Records
——
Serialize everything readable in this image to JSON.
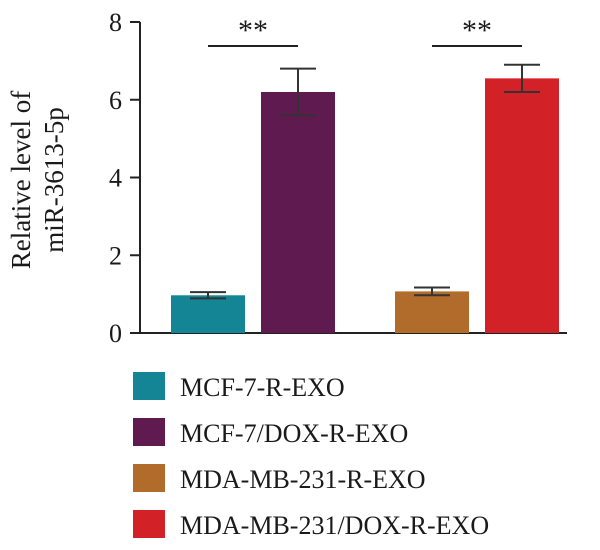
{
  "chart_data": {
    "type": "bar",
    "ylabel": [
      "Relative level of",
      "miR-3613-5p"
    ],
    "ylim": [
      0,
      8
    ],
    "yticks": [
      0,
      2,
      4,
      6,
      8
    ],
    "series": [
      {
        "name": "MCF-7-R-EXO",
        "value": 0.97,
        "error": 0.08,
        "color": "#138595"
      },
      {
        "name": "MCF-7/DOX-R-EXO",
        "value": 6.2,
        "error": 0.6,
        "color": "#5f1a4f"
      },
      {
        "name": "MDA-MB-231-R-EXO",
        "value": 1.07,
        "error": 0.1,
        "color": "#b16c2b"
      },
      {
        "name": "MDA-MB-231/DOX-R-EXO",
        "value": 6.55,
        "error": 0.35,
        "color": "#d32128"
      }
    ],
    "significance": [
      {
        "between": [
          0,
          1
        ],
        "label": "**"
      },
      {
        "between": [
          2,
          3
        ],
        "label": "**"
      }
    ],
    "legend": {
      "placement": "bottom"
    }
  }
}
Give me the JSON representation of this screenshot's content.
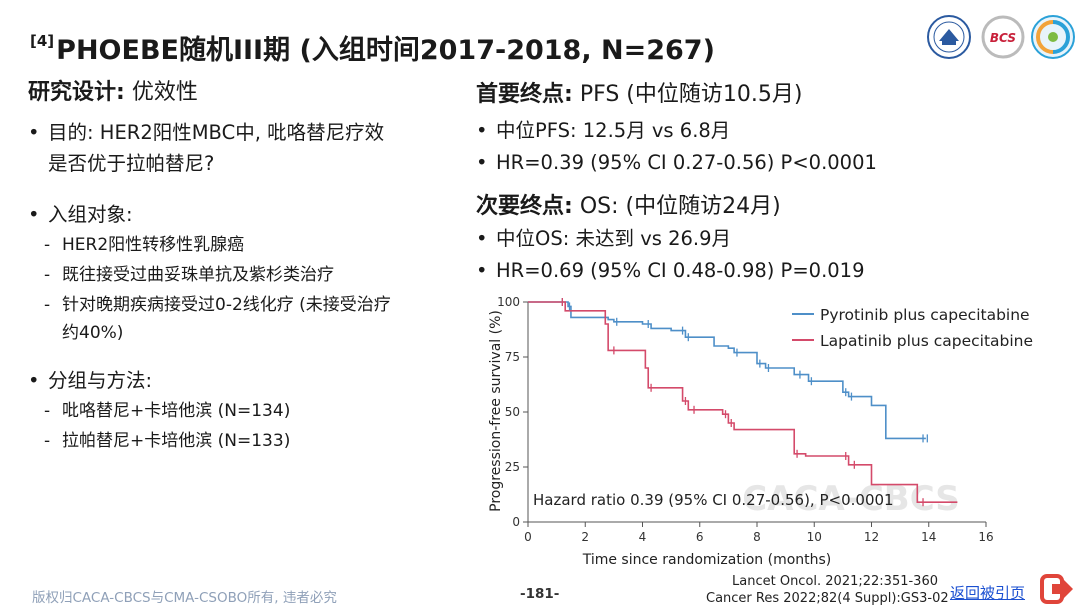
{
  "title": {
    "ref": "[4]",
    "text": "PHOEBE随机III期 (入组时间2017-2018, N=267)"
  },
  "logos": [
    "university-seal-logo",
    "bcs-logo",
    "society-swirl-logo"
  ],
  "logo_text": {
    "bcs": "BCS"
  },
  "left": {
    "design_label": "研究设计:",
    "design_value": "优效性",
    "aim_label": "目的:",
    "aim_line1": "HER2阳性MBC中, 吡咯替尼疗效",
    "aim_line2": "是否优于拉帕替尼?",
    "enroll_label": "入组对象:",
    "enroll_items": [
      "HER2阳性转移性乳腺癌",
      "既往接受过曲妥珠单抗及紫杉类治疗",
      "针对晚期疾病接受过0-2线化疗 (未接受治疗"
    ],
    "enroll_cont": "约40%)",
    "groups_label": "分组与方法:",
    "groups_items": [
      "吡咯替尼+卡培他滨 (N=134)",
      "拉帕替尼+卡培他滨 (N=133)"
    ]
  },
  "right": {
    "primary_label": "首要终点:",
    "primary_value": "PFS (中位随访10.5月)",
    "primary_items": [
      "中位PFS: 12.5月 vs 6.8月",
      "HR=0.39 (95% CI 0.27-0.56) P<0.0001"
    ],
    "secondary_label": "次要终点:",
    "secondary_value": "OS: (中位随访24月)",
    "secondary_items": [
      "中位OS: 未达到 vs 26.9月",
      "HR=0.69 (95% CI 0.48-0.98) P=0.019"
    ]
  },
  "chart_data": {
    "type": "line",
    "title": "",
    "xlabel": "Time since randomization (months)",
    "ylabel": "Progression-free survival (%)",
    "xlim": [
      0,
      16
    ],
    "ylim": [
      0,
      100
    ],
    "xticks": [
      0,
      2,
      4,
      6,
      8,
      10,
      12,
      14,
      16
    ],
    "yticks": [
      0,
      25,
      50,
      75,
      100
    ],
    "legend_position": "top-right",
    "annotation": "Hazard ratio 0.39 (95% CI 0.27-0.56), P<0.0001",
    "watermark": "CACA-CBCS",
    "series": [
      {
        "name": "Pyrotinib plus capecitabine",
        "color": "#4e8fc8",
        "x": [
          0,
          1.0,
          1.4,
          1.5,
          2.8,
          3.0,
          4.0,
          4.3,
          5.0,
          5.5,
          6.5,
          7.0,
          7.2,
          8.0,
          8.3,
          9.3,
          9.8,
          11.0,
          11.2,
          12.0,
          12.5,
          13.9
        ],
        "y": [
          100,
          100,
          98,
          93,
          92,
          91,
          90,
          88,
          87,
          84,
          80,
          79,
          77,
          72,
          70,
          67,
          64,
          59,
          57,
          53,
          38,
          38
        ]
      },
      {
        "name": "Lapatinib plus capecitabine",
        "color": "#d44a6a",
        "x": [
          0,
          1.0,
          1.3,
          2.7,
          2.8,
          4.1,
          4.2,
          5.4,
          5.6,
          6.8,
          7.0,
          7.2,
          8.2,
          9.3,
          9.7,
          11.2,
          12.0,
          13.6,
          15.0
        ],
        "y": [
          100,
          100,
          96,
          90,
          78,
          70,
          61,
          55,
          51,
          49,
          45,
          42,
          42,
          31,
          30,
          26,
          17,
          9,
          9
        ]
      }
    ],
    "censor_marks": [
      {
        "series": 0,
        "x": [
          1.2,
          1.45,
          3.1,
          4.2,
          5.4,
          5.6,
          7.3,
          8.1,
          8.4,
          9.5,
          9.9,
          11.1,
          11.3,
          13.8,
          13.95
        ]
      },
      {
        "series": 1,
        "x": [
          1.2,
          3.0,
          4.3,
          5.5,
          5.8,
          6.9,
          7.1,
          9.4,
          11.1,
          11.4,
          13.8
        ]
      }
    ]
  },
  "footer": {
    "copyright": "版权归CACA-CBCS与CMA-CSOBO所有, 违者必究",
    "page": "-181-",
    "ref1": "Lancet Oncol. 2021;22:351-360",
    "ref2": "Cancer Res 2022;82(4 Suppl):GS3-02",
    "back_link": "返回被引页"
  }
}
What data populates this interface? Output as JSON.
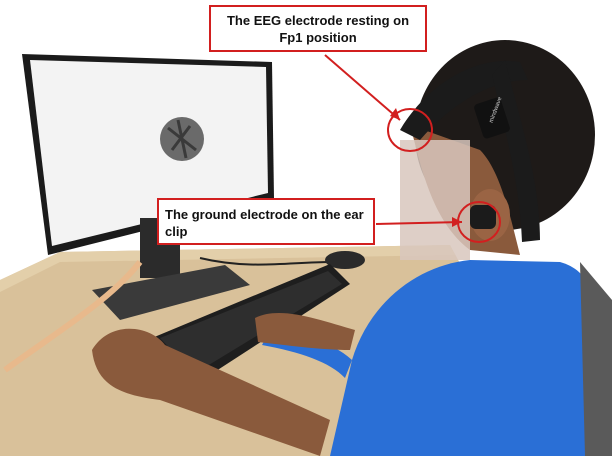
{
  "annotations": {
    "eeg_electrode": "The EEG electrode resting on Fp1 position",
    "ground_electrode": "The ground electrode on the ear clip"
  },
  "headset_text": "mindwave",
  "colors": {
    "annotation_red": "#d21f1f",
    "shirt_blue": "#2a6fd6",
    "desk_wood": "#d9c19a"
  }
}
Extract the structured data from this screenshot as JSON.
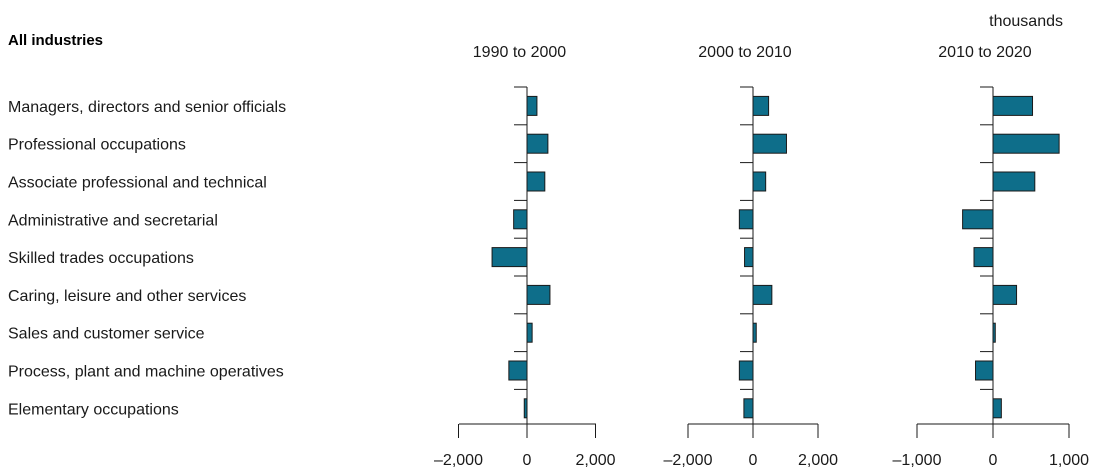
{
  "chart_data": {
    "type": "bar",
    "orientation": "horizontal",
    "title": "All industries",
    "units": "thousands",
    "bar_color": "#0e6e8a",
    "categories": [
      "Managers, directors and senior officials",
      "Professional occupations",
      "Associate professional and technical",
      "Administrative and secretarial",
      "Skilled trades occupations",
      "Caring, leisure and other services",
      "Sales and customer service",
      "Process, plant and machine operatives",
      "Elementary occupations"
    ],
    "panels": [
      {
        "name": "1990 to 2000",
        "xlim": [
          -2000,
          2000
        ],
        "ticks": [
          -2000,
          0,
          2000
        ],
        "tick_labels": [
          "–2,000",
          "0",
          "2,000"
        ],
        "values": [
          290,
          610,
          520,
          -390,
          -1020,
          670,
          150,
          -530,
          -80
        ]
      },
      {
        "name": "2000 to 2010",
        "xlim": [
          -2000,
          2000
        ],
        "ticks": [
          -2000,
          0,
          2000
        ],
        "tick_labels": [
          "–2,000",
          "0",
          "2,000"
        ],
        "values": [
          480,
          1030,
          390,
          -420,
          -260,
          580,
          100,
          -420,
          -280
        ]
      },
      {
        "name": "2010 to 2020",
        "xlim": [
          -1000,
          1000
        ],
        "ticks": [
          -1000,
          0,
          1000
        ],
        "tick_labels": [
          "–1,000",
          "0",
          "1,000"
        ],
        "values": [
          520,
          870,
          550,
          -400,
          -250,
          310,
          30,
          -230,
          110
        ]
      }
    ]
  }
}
——
What is needed —
Report only the number of lines that hold the string "capecitabine" in this listing.

Expected answer —
2